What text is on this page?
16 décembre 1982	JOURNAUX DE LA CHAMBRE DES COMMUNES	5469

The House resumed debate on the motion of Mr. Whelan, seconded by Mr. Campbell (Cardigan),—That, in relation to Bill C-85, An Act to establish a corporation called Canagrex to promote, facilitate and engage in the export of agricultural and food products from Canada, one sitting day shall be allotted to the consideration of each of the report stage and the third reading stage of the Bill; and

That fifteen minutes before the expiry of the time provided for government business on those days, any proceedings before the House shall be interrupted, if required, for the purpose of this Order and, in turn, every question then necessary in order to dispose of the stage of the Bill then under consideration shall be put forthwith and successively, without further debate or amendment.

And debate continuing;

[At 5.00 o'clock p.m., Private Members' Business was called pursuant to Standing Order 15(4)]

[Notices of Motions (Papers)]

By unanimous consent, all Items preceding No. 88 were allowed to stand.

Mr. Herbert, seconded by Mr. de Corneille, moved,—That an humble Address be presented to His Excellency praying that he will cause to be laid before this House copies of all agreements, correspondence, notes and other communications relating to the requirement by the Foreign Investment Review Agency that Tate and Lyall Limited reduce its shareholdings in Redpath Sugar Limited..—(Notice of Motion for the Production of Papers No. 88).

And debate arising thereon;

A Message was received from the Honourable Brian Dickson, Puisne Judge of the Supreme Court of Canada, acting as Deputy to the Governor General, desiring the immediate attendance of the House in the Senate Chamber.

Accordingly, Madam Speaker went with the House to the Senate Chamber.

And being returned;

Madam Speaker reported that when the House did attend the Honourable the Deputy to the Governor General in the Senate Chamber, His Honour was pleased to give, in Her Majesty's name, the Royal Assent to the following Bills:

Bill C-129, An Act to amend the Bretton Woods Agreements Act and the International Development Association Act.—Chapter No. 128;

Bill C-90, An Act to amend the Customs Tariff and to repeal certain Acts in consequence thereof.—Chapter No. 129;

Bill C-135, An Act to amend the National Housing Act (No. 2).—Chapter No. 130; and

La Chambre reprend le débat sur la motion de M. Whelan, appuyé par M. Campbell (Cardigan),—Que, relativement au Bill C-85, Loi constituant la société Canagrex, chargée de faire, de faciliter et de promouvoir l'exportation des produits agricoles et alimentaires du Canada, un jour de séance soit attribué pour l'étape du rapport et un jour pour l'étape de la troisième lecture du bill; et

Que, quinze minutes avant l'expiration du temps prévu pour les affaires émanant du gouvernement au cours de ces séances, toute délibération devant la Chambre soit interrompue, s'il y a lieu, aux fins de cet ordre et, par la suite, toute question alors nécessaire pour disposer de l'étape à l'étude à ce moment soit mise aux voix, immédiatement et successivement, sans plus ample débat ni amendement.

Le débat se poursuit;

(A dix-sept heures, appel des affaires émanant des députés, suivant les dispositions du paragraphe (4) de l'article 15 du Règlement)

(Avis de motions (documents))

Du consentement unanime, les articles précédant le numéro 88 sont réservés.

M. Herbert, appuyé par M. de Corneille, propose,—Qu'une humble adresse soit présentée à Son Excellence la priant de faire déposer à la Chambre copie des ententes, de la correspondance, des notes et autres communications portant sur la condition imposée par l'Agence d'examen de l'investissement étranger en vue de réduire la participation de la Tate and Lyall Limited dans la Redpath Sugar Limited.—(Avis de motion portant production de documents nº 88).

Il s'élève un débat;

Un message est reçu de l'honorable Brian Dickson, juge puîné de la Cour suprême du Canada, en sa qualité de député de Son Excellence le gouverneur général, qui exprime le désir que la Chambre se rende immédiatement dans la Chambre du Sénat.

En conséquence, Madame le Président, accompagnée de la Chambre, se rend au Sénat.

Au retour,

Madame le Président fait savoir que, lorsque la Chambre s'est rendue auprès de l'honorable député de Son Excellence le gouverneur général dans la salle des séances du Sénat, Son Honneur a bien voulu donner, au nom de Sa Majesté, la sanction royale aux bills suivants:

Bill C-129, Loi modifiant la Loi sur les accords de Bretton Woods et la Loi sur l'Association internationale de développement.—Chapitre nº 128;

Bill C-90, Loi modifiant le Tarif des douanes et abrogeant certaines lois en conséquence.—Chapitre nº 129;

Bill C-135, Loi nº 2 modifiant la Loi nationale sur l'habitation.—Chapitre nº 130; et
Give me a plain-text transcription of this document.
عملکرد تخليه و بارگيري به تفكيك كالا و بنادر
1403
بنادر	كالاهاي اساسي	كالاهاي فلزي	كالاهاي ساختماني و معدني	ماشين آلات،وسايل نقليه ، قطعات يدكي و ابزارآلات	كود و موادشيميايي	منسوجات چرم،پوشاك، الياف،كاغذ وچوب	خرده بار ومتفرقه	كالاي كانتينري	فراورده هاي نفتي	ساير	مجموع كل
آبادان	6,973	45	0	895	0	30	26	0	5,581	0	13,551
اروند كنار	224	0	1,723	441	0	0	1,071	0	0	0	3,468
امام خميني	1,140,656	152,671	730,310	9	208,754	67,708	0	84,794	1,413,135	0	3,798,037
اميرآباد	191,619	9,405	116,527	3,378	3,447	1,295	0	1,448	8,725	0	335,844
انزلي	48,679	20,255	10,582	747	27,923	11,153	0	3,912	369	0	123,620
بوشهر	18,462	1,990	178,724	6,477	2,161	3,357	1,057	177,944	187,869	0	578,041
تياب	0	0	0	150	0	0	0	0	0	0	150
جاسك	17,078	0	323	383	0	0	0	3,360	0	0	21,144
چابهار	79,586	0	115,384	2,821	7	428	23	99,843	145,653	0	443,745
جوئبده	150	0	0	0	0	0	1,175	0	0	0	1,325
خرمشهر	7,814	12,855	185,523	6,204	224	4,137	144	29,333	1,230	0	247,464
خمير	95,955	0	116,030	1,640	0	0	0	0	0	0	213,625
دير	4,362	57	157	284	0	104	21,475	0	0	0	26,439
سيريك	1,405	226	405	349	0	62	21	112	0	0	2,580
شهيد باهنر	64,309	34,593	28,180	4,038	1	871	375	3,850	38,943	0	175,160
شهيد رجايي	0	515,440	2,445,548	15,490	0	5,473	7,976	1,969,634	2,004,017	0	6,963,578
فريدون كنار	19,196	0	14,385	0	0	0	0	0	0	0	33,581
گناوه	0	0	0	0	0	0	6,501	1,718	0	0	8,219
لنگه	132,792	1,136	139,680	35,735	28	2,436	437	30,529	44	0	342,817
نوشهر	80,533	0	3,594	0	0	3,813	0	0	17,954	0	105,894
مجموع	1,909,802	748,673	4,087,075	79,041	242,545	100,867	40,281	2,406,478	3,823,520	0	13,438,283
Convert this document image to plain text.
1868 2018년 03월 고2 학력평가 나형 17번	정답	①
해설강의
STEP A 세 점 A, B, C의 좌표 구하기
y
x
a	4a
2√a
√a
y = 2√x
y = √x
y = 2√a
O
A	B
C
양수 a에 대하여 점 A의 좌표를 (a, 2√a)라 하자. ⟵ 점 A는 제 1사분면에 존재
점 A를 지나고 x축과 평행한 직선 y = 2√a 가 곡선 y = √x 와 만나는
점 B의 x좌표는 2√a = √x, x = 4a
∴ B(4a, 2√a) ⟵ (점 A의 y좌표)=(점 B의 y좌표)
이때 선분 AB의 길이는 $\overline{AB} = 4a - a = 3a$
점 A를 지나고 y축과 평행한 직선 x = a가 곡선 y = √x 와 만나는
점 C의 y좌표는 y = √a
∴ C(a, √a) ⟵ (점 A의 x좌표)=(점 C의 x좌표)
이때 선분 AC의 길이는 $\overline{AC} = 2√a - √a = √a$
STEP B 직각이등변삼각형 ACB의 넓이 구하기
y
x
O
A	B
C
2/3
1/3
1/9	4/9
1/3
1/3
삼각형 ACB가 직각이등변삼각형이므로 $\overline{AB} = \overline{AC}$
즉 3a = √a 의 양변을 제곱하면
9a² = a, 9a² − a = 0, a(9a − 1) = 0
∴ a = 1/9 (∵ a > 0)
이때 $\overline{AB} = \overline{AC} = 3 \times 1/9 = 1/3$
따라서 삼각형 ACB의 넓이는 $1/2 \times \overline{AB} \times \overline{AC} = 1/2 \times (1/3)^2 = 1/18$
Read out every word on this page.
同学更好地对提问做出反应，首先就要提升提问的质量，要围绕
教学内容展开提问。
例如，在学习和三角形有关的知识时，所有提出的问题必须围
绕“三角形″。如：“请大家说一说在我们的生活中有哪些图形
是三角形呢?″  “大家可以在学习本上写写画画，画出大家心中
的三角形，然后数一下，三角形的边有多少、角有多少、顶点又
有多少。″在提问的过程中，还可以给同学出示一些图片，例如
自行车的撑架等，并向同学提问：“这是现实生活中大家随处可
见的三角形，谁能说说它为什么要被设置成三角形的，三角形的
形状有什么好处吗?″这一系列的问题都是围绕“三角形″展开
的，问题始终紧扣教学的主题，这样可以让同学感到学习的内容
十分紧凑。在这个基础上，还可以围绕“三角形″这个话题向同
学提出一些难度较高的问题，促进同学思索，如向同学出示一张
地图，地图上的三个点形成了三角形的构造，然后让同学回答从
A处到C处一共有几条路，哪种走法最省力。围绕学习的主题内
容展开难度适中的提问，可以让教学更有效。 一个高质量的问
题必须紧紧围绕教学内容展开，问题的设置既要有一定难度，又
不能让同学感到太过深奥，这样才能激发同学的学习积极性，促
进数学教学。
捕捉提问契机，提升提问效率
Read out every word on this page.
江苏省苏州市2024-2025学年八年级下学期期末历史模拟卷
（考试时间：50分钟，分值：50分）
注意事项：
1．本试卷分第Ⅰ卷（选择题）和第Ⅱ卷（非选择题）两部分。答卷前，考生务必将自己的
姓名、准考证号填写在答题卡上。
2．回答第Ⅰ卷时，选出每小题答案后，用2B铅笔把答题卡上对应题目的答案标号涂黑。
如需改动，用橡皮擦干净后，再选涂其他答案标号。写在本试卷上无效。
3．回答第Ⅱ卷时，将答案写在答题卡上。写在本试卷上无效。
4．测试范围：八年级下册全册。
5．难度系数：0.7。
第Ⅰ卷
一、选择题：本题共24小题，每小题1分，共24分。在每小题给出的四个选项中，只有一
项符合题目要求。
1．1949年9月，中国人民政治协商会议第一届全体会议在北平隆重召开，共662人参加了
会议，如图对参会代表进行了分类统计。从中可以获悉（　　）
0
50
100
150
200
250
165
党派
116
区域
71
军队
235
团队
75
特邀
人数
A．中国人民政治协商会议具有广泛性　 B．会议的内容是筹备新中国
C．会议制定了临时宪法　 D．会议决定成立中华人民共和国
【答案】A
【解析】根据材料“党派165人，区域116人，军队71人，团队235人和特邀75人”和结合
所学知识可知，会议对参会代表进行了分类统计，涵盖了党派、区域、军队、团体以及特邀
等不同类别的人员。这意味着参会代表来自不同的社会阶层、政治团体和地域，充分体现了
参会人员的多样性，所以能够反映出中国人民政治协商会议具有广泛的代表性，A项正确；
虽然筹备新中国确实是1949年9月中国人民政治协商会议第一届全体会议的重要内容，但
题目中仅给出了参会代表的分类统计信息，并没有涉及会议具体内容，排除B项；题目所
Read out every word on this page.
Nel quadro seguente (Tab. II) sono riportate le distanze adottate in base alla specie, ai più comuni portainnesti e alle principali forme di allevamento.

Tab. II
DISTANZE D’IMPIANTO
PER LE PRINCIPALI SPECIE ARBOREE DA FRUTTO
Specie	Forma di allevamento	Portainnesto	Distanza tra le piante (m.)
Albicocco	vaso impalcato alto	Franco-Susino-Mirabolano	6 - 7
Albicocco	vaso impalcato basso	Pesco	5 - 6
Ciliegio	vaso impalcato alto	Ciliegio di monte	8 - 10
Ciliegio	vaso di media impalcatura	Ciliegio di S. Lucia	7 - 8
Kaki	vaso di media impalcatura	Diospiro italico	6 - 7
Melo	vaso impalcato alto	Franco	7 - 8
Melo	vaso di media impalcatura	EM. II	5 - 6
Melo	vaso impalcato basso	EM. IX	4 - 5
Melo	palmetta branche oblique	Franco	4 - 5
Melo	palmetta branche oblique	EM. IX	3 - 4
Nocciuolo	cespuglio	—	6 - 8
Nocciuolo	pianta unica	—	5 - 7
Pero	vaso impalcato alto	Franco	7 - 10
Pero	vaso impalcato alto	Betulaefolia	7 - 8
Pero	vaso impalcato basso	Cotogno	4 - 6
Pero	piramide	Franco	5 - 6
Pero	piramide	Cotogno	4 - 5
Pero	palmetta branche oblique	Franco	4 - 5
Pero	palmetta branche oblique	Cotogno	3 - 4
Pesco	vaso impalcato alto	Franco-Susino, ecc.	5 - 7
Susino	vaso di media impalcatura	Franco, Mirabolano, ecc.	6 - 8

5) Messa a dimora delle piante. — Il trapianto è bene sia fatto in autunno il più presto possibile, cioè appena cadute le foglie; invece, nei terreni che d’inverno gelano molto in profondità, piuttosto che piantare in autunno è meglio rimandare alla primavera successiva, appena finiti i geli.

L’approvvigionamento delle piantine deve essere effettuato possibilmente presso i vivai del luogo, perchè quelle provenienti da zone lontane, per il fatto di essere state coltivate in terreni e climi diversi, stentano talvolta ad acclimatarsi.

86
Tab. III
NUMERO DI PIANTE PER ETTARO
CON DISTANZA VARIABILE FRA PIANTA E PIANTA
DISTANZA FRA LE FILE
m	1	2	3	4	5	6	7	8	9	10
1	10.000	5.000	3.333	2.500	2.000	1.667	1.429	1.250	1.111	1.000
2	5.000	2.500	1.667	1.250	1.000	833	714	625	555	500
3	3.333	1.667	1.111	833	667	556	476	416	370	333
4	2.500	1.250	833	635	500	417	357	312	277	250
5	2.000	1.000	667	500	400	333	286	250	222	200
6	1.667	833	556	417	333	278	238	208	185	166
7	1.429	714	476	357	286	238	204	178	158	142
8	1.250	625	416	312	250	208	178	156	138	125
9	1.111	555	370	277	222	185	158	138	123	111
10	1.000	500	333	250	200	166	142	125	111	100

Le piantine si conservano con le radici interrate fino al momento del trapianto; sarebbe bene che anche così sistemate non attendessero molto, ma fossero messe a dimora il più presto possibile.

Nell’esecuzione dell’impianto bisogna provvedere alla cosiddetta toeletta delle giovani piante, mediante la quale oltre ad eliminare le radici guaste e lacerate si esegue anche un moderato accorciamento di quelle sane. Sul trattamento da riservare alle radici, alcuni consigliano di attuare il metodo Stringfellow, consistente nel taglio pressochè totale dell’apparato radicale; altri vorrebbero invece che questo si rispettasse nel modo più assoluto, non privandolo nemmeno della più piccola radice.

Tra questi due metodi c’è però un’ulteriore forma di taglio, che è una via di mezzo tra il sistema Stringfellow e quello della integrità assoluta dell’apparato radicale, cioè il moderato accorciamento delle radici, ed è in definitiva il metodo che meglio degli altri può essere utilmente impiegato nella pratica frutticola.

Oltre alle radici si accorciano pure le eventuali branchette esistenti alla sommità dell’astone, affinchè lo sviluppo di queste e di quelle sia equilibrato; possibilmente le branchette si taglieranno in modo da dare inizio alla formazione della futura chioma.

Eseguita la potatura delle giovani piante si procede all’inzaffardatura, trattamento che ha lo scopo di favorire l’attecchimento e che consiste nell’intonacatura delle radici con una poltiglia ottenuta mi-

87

Exercise details. Among the entries above, how many lines hold the string "STEP"? Give the number by itself.

The answer. 2